NORTH ADAMS, MASS. - In association with its Leadership Academy and Certified of Advanced Graduate Study (CAGS) program held on campus each summer, Massachusetts College of Liberal Arts (MCLA) announces a number of events and lectures, all of which are free and open to the public.

On Saturday, July 12, from 6:30 to 8:30 p.m. in Murdock Hall room 218, MCLA's Leadership Academy will present a "play on history" by the late Howard Zinn, titled "Marx in Soho." This presentation is an introduction to Marx's life, his analysis of society, and his passion for radical change. Its premise is that Karl Marx has agitated with the authorities of the afterlife for a chance to clear his name.

Through a bureaucratic error, though, Marx is sent to Soho in New York, rather than his old stomping ground in London, to make his case.

Zinn is best known for his book, "A Peoples History of the United States." Through "Marx in Soho," he also introduces us to Marx's wife, Jenny, his children, the anarchist Mikhail Bakunin, and a host of other characters.

On Sunday, July 13, from 8 to 10 a.m. in Murdock Hall room 218, educator Brian Jones will present a lecture on "Racism and Segregation in Public Education Today."

Sixty years after the Supreme Court decision that ruled segregated schools unconstitutional, public education in the United States is profoundly segregated by race and by class, according to Jones.

This lecture will discuss the legacy of the tremendous battles waged to desegregate the schools, how the victories against segregation were reversed, and what lessons we might learn for today's struggle for educational and social justice.

Jones taught elementary grades for nine years in New York City's public schools, and is pursuing a Ph.D. in urban education at the City University of New York Graduate Center. He co-narrated the film, "The Inconvenient Truth behind Waiting for Superman," and has contributed to the book "Education and Capitalism: Struggles for Learning and Liberation."

An African American actor and activist, Jones has been performed this one-man show across the country since 1999.

On Saturday, July 19, from 6:30 to 8:30 p.m. in Murdock Hall room 218, M. Francyne Huckaby, an associate professor of curriculum studies and director of the Center for Public Education at Texas Christian University, will present "Public Education: Voice, Activism and Uprising."

"Public Education:  Voice, Activism and Uprising" weaves together the theoretical and the practical, the historical and the present, the audiovisual and textual to explore and understand how communities are organizing and uprising for public education.

Data shown:
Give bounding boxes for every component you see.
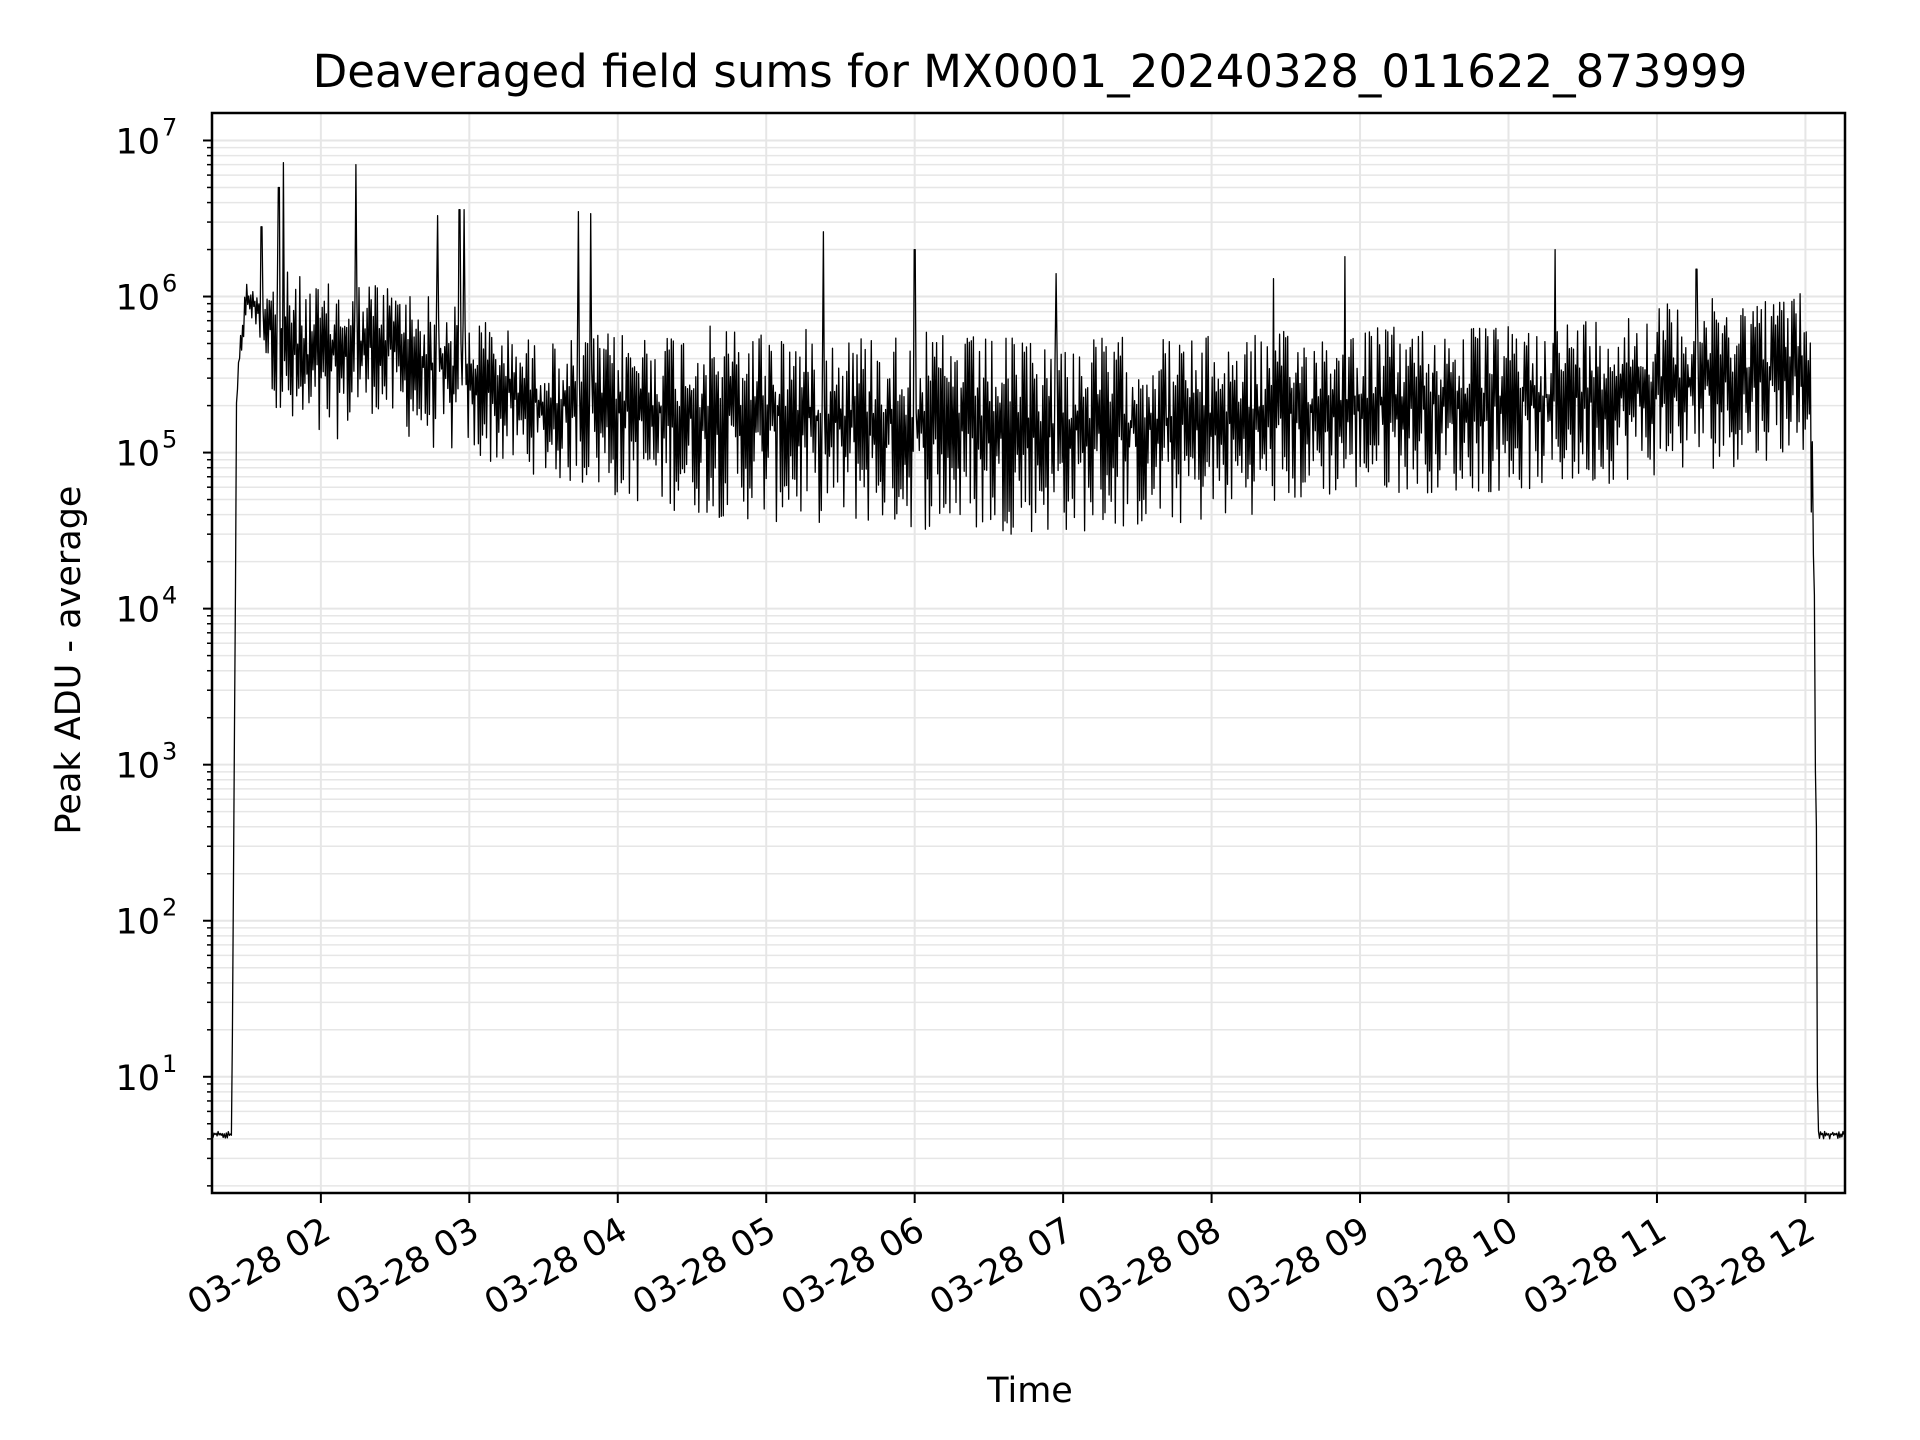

Required actions:
1. According to the MCLA events announcement, where is Marx sent because of a bureaucratic error?
2. Render this sentence from the MCLA events announcement in Spanish: "Through a bureaucratic error, though, Marx is sent to Soho in New York, rather than his old stomping ground in London, to make his case."
3. Reproduce the passage of the MCLA events announcement starting at "Jones taught elementary" and ending at "country since 1999.".
The data is unrelated to the MCLA events announcement.

Solution set:
1. He is sent to Soho in New York rather than to London.

2. Sin embargo, por un error burocrático, Marx es enviado al Soho de Nueva York, en lugar de a sus viejos lugares de siempre en Londres, para defender su causa.

3.
Jones taught elementary grades for nine years in New York City's public schools, and is pursuing a Ph.D. in urban education at the City University of New York Graduate Center. He co-narrated the film, "The Inconvenient Truth behind Waiting for Superman," and has contributed to the book "Education and Capitalism: Struggles for Learning and Liberation."

An African American actor and activist, Jones has been performed this one-man show across the country since 1999.